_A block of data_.
* * * *
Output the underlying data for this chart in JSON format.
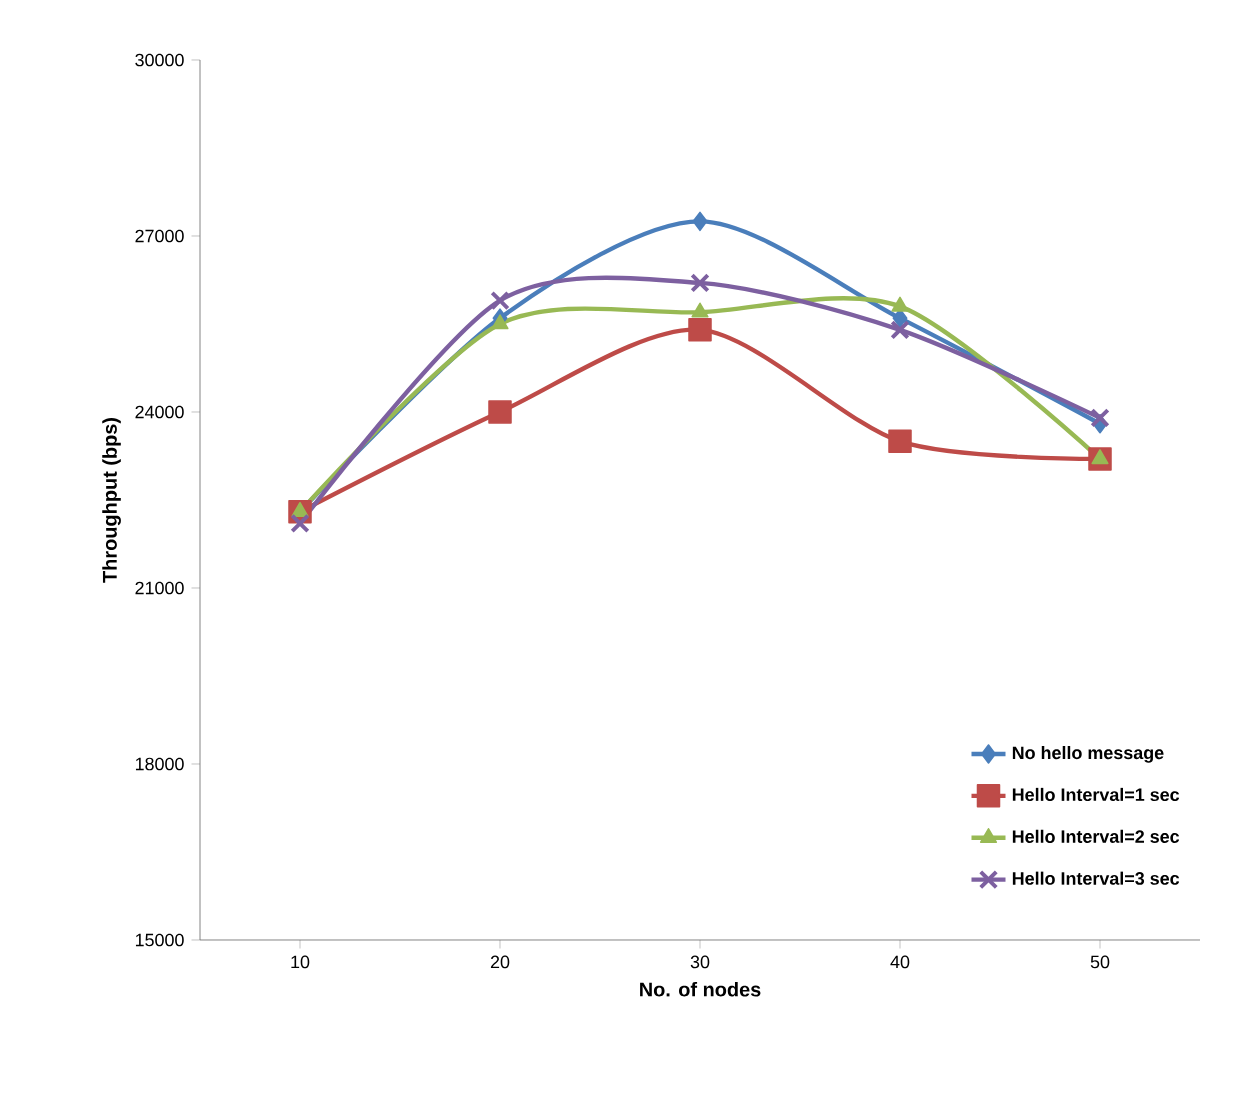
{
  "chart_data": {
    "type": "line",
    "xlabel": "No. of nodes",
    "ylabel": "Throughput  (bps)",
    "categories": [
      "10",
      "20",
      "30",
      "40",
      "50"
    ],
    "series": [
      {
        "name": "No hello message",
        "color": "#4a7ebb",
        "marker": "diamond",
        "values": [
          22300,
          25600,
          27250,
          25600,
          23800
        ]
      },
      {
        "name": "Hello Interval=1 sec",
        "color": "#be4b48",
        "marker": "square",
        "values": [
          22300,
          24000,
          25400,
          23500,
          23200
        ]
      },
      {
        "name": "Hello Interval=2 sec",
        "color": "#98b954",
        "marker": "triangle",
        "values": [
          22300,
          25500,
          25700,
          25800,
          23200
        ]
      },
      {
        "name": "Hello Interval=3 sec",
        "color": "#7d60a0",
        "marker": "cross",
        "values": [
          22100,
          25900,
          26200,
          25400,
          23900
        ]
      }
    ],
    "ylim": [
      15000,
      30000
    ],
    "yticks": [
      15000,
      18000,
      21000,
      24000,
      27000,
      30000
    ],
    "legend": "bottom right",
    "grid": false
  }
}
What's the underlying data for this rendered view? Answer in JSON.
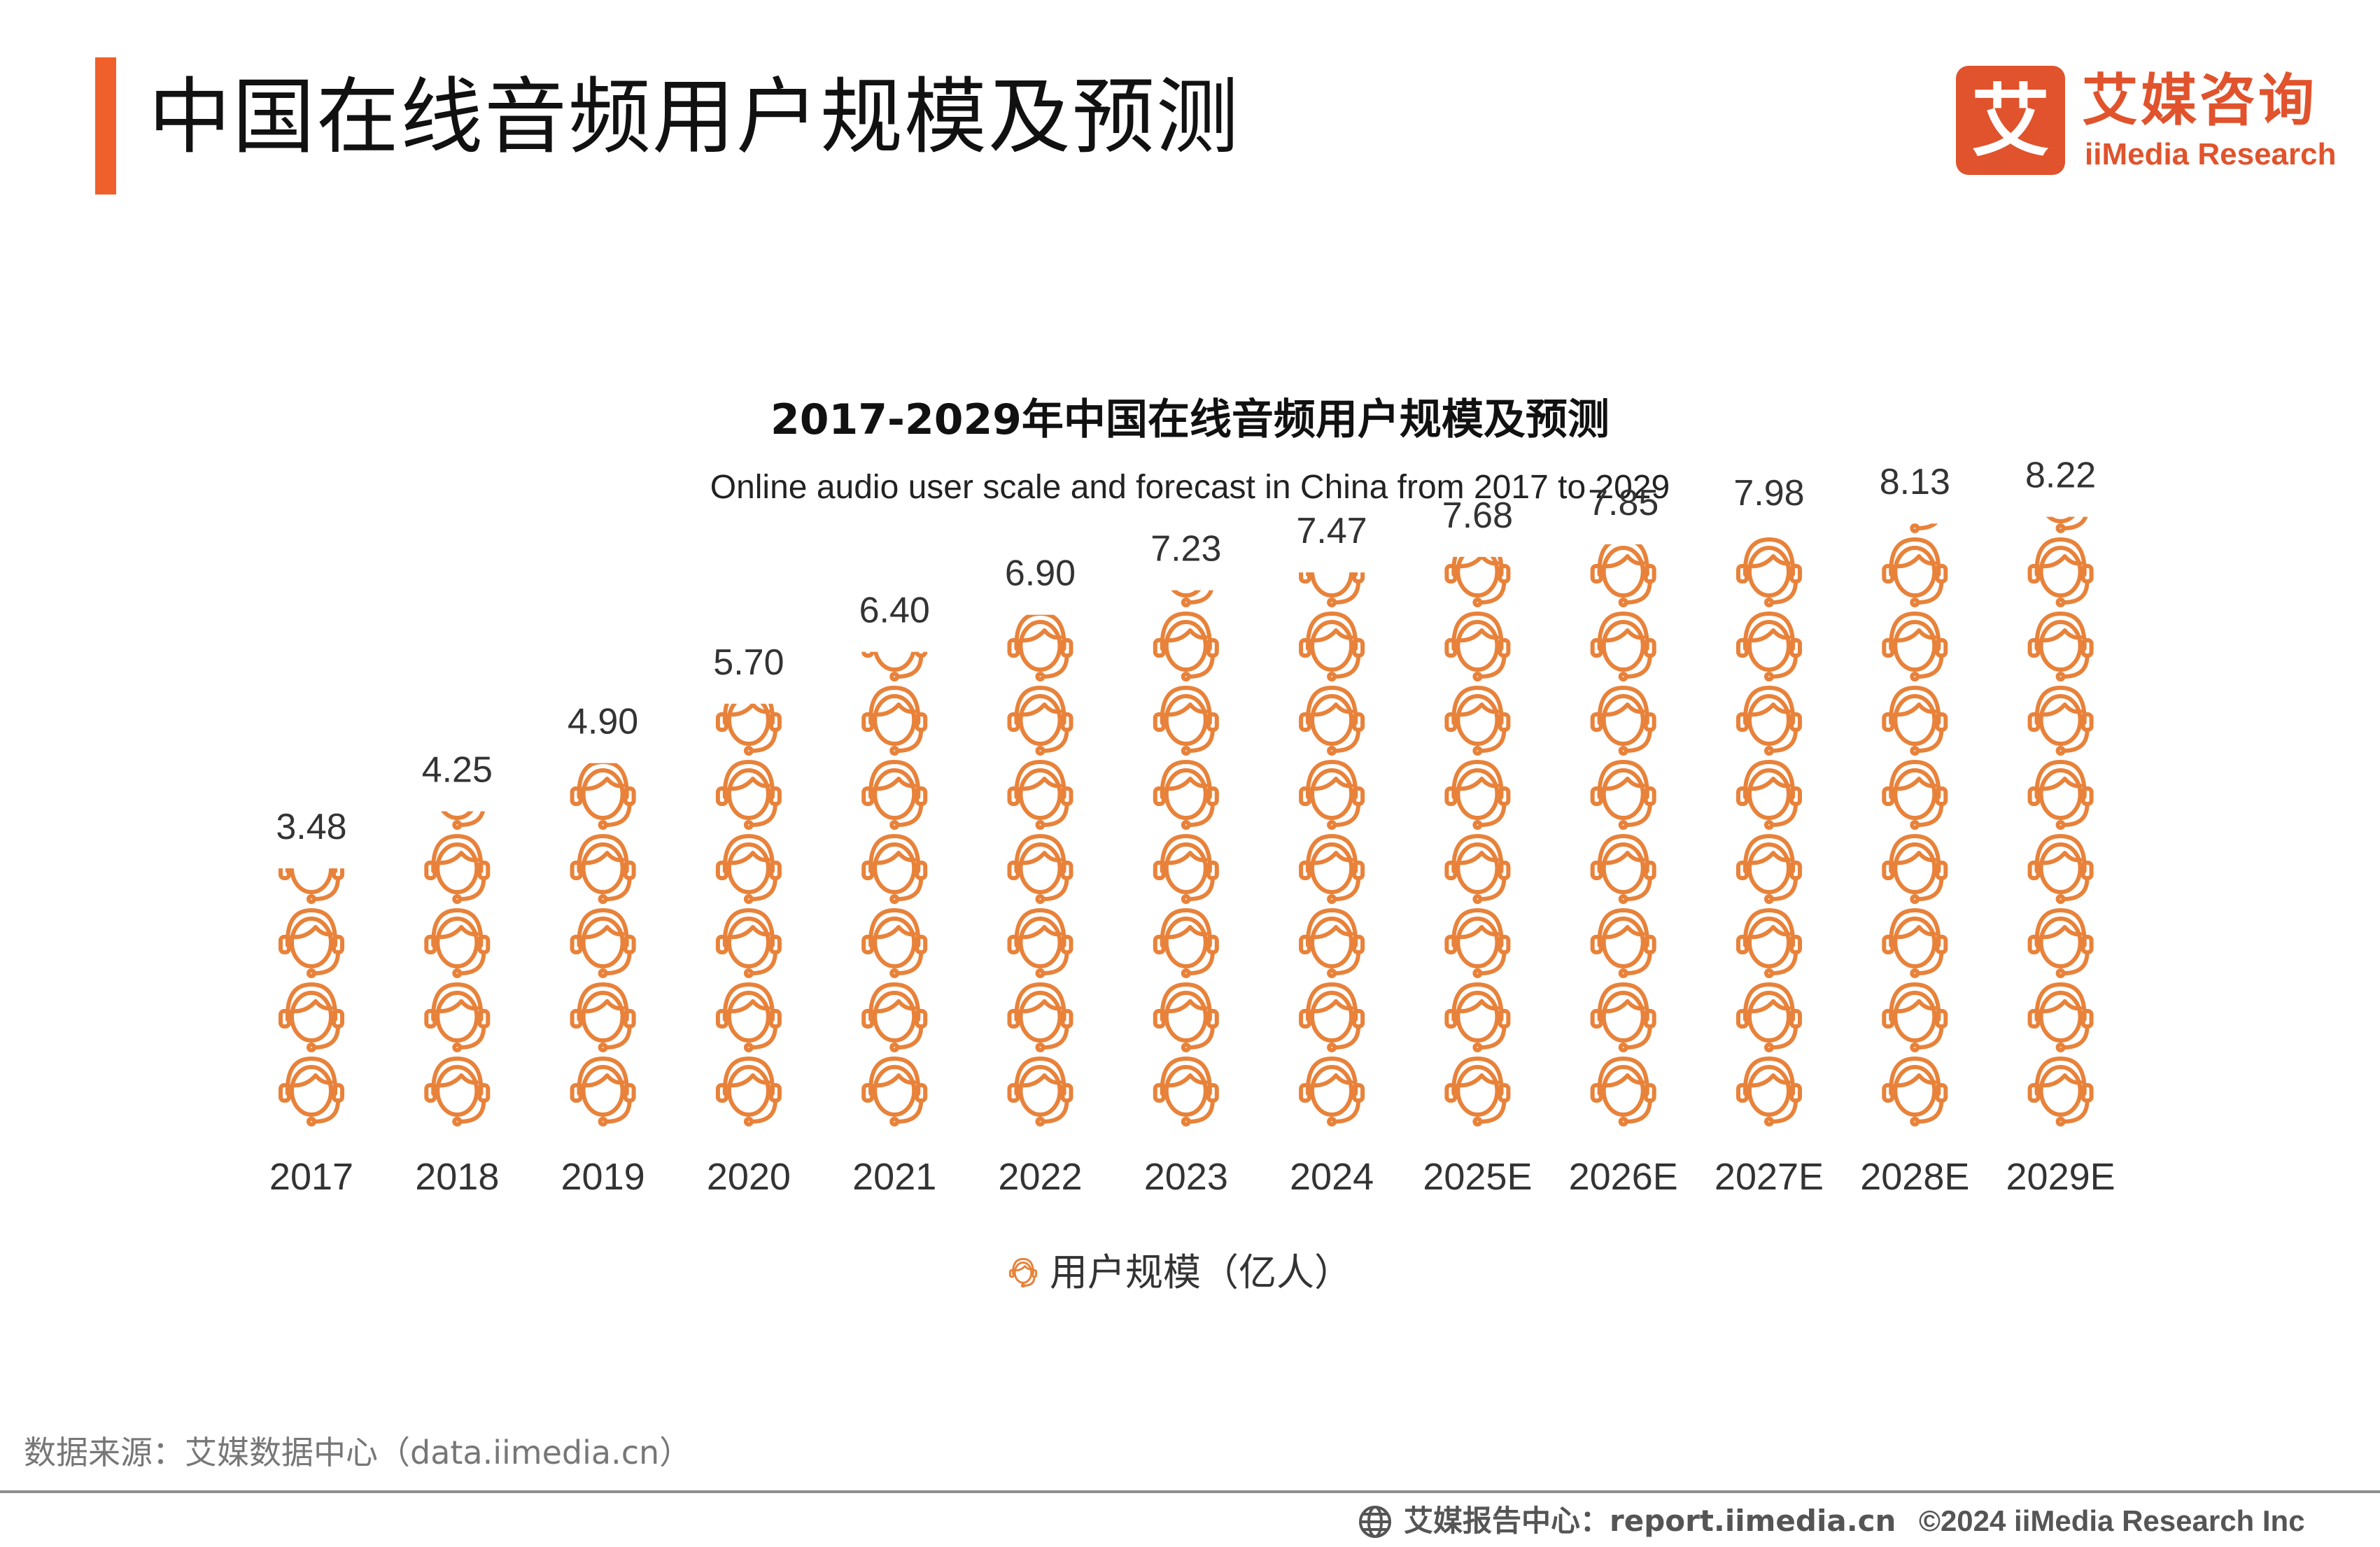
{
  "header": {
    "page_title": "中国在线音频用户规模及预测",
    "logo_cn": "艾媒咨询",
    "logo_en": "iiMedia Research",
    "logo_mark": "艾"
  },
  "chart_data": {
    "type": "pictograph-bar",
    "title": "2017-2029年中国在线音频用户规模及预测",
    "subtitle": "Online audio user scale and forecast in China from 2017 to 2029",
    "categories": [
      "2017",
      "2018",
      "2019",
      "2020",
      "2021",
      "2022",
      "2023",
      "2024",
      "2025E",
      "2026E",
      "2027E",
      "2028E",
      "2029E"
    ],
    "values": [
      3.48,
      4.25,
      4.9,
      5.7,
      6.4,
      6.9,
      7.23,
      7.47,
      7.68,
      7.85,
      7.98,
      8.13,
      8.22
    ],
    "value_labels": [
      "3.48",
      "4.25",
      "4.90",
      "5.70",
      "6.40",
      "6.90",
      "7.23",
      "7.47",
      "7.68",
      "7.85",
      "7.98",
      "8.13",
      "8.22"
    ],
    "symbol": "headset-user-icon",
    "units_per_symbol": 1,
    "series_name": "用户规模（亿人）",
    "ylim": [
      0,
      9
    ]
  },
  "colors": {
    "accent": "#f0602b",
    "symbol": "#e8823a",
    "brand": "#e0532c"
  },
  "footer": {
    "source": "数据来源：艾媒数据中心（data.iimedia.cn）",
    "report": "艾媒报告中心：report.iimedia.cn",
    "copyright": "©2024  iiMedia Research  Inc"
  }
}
* * * *
_Written instruction_. Take every line from the records above that has the word "Research" and copy it.

_Solution to the problem_.
    "logo_en": "iiMedia Research",
    "copyright": "©2024  iiMedia Research  Inc"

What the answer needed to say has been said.